→ YOUR OBJECTIVE
Return each entry exactly, with none missing.

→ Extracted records
= = = = = = =

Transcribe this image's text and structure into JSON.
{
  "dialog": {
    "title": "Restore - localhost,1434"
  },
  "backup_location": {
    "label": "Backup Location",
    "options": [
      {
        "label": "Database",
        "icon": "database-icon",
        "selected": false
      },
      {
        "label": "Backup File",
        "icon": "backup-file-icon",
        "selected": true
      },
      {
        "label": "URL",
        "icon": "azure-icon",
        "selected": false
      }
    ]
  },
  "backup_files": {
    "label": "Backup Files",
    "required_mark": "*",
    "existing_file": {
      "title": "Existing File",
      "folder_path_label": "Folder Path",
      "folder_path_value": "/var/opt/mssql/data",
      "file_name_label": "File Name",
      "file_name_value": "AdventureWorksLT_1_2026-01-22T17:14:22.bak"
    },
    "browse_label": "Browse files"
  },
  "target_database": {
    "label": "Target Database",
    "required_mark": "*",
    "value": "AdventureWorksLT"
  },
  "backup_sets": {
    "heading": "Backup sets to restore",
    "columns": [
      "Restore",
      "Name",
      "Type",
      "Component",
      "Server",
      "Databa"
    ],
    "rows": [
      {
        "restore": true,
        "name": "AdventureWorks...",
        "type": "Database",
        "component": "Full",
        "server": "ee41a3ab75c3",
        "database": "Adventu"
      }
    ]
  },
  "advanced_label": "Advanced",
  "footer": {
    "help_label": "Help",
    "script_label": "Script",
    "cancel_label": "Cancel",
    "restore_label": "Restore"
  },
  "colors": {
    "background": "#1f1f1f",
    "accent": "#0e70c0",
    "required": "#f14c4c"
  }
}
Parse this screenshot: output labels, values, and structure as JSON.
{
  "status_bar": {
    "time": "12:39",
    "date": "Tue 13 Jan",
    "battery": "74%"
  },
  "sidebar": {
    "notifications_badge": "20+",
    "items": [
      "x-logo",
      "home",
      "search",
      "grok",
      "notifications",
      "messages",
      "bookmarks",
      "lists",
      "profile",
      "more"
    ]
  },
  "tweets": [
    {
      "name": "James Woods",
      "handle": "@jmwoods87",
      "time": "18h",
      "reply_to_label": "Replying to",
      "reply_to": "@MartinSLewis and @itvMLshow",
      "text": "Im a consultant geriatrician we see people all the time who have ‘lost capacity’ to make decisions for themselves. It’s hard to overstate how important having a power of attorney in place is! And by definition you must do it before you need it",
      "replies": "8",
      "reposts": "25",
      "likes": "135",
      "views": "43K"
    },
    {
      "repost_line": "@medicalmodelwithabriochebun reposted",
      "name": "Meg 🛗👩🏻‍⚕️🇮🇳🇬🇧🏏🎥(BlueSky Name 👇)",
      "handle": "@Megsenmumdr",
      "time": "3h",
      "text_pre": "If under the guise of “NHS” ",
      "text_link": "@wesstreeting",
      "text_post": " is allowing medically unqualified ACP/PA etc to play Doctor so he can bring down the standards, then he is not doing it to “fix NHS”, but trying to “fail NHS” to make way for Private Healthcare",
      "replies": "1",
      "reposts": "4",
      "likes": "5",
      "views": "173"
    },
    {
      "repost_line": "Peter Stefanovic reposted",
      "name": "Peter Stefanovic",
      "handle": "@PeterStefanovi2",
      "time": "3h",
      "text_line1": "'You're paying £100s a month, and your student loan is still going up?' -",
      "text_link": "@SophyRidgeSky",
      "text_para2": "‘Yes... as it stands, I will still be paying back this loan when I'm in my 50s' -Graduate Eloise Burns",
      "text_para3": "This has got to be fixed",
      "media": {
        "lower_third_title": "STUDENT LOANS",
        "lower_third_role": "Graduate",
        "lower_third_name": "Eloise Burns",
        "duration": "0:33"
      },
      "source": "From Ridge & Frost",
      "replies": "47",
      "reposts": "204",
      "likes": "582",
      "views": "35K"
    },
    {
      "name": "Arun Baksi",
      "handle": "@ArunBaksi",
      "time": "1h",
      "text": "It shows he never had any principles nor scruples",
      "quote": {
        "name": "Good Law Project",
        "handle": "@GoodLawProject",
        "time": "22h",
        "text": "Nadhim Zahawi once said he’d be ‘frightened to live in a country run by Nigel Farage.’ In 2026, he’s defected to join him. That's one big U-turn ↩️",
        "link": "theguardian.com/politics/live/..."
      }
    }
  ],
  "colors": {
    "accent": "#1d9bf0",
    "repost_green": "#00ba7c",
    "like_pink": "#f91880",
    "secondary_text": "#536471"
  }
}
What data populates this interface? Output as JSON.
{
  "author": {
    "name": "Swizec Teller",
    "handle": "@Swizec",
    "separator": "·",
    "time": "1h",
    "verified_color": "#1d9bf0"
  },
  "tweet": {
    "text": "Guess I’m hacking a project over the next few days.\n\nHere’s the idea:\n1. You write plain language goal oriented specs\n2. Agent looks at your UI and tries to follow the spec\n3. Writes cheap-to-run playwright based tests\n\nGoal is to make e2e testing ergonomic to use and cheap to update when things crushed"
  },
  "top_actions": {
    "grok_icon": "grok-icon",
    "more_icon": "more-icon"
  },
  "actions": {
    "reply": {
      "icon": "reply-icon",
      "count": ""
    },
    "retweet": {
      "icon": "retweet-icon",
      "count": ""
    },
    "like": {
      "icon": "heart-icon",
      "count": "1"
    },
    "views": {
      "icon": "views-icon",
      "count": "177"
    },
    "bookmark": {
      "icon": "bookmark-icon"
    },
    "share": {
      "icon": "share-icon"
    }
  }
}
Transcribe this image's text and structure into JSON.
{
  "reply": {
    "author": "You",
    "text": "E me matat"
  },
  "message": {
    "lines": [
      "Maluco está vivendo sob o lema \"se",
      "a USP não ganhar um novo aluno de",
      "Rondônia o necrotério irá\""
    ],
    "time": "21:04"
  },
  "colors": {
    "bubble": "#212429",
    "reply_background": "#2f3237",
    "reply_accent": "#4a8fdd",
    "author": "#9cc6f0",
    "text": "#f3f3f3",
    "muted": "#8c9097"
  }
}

= = = = = = =

→ RESULT OF THE TASK
Transcribe this image's text and structure into JSON.
{
  "dialog": {
    "title": "Restore - localhost,1434"
  },
  "backup_location": {
    "label": "Backup Location",
    "options": [
      {
        "label": "Database",
        "icon": "database-icon",
        "selected": false
      },
      {
        "label": "Backup File",
        "icon": "backup-file-icon",
        "selected": true
      },
      {
        "label": "URL",
        "icon": "azure-icon",
        "selected": false
      }
    ]
  },
  "backup_files": {
    "label": "Backup Files",
    "required_mark": "*",
    "existing_file": {
      "title": "Existing File",
      "folder_path_label": "Folder Path",
      "folder_path_value": "/var/opt/mssql/data",
      "file_name_label": "File Name",
      "file_name_value": "AdventureWorksLT_1_2026-01-22T17:14:22.bak"
    },
    "browse_label": "Browse files"
  },
  "target_database": {
    "label": "Target Database",
    "required_mark": "*",
    "value": "AdventureWorksLT"
  },
  "backup_sets": {
    "heading": "Backup sets to restore",
    "columns": [
      "Restore",
      "Name",
      "Type",
      "Component",
      "Server",
      "Databa"
    ],
    "rows": [
      {
        "restore": true,
        "name": "AdventureWorks...",
        "type": "Database",
        "component": "Full",
        "server": "ee41a3ab75c3",
        "database": "Adventu"
      }
    ]
  },
  "advanced_label": "Advanced",
  "footer": {
    "help_label": "Help",
    "script_label": "Script",
    "cancel_label": "Cancel",
    "restore_label": "Restore"
  },
  "colors": {
    "background": "#1f1f1f",
    "accent": "#0e70c0",
    "required": "#f14c4c"
  }
}
Parse this screenshot: output labels, values, and structure as JSON.
{
  "status_bar": {
    "time": "12:39",
    "date": "Tue 13 Jan",
    "battery": "74%"
  },
  "sidebar": {
    "notifications_badge": "20+",
    "items": [
      "x-logo",
      "home",
      "search",
      "grok",
      "notifications",
      "messages",
      "bookmarks",
      "lists",
      "profile",
      "more"
    ]
  },
  "tweets": [
    {
      "name": "James Woods",
      "handle": "@jmwoods87",
      "time": "18h",
      "reply_to_label": "Replying to",
      "reply_to": "@MartinSLewis and @itvMLshow",
      "text": "Im a consultant geriatrician we see people all the time who have ‘lost capacity’ to make decisions for themselves. It’s hard to overstate how important having a power of attorney in place is! And by definition you must do it before you need it",
      "replies": "8",
      "reposts": "25",
      "likes": "135",
      "views": "43K"
    },
    {
      "repost_line": "@medicalmodelwithabriochebun reposted",
      "name": "Meg 🛗👩🏻‍⚕️🇮🇳🇬🇧🏏🎥(BlueSky Name 👇)",
      "handle": "@Megsenmumdr",
      "time": "3h",
      "text_pre": "If under the guise of “NHS” ",
      "text_link": "@wesstreeting",
      "text_post": " is allowing medically unqualified ACP/PA etc to play Doctor so he can bring down the standards, then he is not doing it to “fix NHS”, but trying to “fail NHS” to make way for Private Healthcare",
      "replies": "1",
      "reposts": "4",
      "likes": "5",
      "views": "173"
    },
    {
      "repost_line": "Peter Stefanovic reposted",
      "name": "Peter Stefanovic",
      "handle": "@PeterStefanovi2",
      "time": "3h",
      "text_line1": "'You're paying £100s a month, and your student loan is still going up?' -",
      "text_link": "@SophyRidgeSky",
      "text_para2": "‘Yes... as it stands, I will still be paying back this loan when I'm in my 50s' -Graduate Eloise Burns",
      "text_para3": "This has got to be fixed",
      "media": {
        "lower_third_title": "STUDENT LOANS",
        "lower_third_role": "Graduate",
        "lower_third_name": "Eloise Burns",
        "duration": "0:33"
      },
      "source": "From Ridge & Frost",
      "replies": "47",
      "reposts": "204",
      "likes": "582",
      "views": "35K"
    },
    {
      "name": "Arun Baksi",
      "handle": "@ArunBaksi",
      "time": "1h",
      "text": "It shows he never had any principles nor scruples",
      "quote": {
        "name": "Good Law Project",
        "handle": "@GoodLawProject",
        "time": "22h",
        "text": "Nadhim Zahawi once said he’d be ‘frightened to live in a country run by Nigel Farage.’ In 2026, he’s defected to join him. That's one big U-turn ↩️",
        "link": "theguardian.com/politics/live/..."
      }
    }
  ],
  "colors": {
    "accent": "#1d9bf0",
    "repost_green": "#00ba7c",
    "like_pink": "#f91880",
    "secondary_text": "#536471"
  }
}
What data populates this interface? Output as JSON.
{
  "author": {
    "name": "Swizec Teller",
    "handle": "@Swizec",
    "separator": "·",
    "time": "1h",
    "verified_color": "#1d9bf0"
  },
  "tweet": {
    "text": "Guess I’m hacking a project over the next few days.\n\nHere’s the idea:\n1. You write plain language goal oriented specs\n2. Agent looks at your UI and tries to follow the spec\n3. Writes cheap-to-run playwright based tests\n\nGoal is to make e2e testing ergonomic to use and cheap to update when things crushed"
  },
  "top_actions": {
    "grok_icon": "grok-icon",
    "more_icon": "more-icon"
  },
  "actions": {
    "reply": {
      "icon": "reply-icon",
      "count": ""
    },
    "retweet": {
      "icon": "retweet-icon",
      "count": ""
    },
    "like": {
      "icon": "heart-icon",
      "count": "1"
    },
    "views": {
      "icon": "views-icon",
      "count": "177"
    },
    "bookmark": {
      "icon": "bookmark-icon"
    },
    "share": {
      "icon": "share-icon"
    }
  }
}
Transcribe this image's text and structure into JSON.
{
  "reply": {
    "author": "You",
    "text": "E me matat"
  },
  "message": {
    "lines": [
      "Maluco está vivendo sob o lema \"se",
      "a USP não ganhar um novo aluno de",
      "Rondônia o necrotério irá\""
    ],
    "time": "21:04"
  },
  "colors": {
    "bubble": "#212429",
    "reply_background": "#2f3237",
    "reply_accent": "#4a8fdd",
    "author": "#9cc6f0",
    "text": "#f3f3f3",
    "muted": "#8c9097"
  }
}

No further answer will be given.